Records:
....
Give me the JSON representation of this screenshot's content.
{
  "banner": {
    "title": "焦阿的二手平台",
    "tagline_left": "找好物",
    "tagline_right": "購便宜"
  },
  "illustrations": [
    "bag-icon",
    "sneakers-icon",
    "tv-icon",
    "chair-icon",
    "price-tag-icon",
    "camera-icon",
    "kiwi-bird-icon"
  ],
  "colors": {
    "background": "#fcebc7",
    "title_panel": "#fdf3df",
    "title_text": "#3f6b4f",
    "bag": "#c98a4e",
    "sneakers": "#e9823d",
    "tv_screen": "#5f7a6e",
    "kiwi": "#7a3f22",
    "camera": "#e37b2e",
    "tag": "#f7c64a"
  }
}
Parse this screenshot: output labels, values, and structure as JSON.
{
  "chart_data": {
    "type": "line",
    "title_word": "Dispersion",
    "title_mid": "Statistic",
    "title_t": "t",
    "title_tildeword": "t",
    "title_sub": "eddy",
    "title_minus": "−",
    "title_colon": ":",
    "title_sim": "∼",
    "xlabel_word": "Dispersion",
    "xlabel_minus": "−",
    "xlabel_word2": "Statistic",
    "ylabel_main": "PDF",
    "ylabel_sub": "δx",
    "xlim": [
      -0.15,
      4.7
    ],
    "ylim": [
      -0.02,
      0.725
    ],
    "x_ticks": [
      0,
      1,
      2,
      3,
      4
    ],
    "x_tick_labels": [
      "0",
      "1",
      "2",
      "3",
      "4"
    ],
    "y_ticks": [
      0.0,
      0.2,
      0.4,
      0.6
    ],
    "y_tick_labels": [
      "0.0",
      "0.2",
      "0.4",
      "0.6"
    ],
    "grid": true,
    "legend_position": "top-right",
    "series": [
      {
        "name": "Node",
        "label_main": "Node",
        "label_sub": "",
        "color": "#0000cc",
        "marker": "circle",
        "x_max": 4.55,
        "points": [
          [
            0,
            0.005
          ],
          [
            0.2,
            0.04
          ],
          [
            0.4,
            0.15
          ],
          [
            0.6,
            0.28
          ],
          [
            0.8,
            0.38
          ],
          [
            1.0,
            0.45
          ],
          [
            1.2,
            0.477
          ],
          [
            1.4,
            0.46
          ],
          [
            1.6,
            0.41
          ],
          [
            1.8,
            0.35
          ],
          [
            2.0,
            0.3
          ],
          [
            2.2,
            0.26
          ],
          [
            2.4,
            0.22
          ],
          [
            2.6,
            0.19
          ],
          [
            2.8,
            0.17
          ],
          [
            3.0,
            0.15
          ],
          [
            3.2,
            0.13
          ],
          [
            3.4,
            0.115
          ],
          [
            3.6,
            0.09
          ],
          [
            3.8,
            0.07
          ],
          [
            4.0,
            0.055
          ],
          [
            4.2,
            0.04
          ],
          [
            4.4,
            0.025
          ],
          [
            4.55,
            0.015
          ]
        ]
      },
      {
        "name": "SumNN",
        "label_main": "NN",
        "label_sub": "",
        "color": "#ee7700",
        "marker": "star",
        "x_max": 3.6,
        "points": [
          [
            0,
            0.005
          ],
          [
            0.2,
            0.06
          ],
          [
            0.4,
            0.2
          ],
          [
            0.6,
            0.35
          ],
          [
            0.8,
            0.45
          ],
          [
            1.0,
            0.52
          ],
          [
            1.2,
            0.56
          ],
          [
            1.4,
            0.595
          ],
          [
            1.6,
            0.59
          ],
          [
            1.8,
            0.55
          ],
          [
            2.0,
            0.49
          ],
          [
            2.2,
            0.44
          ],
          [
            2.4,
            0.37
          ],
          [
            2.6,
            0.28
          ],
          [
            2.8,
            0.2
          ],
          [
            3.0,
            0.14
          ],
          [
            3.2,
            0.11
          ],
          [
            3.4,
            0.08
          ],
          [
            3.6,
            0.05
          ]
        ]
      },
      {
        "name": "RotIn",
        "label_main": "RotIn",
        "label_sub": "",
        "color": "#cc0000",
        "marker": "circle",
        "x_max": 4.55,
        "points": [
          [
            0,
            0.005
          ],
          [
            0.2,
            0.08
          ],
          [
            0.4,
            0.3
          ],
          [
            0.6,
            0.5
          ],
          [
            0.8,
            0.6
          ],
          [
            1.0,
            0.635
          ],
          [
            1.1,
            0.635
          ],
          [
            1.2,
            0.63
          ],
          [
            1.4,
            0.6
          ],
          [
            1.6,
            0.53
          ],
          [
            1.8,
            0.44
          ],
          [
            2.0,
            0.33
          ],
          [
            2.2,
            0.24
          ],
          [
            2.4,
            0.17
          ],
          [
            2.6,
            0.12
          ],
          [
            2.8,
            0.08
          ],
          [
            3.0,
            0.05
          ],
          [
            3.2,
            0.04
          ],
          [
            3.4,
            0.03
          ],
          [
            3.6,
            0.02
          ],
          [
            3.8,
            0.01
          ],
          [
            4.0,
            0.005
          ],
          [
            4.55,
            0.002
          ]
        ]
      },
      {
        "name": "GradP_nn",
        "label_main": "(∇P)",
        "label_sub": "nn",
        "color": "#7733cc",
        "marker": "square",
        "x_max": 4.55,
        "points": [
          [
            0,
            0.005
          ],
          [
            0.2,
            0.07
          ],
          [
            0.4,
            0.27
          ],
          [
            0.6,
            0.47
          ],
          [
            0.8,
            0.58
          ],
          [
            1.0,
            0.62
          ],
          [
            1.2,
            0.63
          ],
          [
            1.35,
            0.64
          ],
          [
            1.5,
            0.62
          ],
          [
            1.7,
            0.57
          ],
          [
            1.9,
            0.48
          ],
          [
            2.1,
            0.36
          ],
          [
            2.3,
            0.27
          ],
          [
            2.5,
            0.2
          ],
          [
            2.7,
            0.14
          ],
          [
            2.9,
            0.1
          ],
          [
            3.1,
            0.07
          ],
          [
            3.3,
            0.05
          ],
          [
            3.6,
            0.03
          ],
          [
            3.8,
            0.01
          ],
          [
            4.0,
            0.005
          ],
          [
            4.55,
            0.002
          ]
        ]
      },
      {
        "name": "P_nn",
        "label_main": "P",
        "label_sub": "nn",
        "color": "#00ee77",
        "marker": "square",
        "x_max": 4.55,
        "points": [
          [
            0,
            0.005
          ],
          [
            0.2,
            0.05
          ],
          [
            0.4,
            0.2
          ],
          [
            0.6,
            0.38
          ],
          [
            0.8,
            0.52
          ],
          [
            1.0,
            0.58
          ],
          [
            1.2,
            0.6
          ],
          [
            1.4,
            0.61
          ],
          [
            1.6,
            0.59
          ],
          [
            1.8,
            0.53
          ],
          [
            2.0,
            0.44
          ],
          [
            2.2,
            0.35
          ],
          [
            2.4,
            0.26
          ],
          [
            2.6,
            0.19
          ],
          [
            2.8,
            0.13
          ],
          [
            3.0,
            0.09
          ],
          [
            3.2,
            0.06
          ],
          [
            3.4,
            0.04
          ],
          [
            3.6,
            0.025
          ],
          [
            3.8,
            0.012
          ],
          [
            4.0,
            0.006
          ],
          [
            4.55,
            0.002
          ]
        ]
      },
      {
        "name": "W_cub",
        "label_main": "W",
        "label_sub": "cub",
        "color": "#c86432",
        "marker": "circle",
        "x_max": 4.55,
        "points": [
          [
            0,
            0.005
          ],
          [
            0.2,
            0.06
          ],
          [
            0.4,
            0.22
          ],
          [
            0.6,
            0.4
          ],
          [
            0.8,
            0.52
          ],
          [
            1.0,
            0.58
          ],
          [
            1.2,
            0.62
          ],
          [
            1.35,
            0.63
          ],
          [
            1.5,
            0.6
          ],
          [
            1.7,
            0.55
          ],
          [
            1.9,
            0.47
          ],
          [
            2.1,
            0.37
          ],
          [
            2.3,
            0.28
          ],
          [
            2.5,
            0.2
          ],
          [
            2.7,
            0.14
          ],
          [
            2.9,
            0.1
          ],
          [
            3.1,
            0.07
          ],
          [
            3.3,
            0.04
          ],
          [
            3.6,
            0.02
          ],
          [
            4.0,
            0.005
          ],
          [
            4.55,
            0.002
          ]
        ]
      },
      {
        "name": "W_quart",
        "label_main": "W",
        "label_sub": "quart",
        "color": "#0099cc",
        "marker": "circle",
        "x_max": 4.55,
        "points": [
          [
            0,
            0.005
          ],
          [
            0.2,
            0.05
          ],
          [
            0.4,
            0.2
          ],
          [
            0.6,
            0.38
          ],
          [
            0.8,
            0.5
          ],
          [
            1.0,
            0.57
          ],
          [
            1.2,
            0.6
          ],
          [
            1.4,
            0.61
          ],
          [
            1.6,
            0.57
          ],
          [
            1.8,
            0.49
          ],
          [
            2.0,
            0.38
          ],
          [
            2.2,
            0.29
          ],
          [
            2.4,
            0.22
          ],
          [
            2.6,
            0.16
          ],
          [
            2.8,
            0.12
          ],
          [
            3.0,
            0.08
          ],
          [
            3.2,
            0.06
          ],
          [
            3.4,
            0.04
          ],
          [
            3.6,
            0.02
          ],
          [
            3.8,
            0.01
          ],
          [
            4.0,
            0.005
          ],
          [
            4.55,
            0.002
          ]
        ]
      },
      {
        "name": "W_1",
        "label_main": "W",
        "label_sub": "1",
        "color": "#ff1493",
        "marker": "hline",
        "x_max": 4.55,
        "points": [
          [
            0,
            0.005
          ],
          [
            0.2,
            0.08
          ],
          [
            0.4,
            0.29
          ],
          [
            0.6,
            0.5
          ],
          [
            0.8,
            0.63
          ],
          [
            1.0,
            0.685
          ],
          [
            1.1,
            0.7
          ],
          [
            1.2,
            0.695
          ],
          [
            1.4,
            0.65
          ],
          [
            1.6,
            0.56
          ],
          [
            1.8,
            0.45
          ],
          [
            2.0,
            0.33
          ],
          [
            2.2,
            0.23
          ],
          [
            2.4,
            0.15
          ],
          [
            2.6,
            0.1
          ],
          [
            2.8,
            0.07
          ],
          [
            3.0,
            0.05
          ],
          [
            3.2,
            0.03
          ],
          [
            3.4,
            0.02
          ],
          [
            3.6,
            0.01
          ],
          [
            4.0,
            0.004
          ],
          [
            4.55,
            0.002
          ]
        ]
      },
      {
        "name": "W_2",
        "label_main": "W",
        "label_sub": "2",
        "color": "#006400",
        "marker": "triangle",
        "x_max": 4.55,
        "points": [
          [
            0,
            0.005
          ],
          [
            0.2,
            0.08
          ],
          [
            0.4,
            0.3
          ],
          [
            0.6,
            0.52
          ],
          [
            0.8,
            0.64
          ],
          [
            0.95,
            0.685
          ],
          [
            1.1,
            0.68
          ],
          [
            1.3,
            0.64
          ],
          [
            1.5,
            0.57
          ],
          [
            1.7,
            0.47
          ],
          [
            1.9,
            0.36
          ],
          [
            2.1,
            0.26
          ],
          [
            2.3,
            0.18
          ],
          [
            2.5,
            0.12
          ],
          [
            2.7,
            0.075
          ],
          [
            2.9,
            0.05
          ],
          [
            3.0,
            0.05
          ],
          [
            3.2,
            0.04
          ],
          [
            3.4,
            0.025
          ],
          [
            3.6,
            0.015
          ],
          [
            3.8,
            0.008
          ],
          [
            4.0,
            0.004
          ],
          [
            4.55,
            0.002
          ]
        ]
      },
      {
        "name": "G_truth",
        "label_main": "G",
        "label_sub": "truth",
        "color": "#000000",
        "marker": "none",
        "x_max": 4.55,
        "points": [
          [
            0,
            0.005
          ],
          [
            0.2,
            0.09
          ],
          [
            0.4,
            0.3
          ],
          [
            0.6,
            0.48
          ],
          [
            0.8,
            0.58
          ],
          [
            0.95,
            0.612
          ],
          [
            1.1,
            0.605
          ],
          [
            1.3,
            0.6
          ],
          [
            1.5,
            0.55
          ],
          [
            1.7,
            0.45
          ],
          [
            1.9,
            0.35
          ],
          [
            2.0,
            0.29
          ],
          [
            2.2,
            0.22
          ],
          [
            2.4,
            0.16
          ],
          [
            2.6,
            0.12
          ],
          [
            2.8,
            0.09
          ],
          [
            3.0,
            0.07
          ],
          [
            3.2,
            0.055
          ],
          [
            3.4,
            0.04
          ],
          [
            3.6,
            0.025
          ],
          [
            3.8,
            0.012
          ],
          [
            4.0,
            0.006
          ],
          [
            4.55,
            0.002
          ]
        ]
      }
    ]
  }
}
....
What you need to do: Report how many lines of the records above contain the word "Statistic", giving only the number.

Problem solution: 2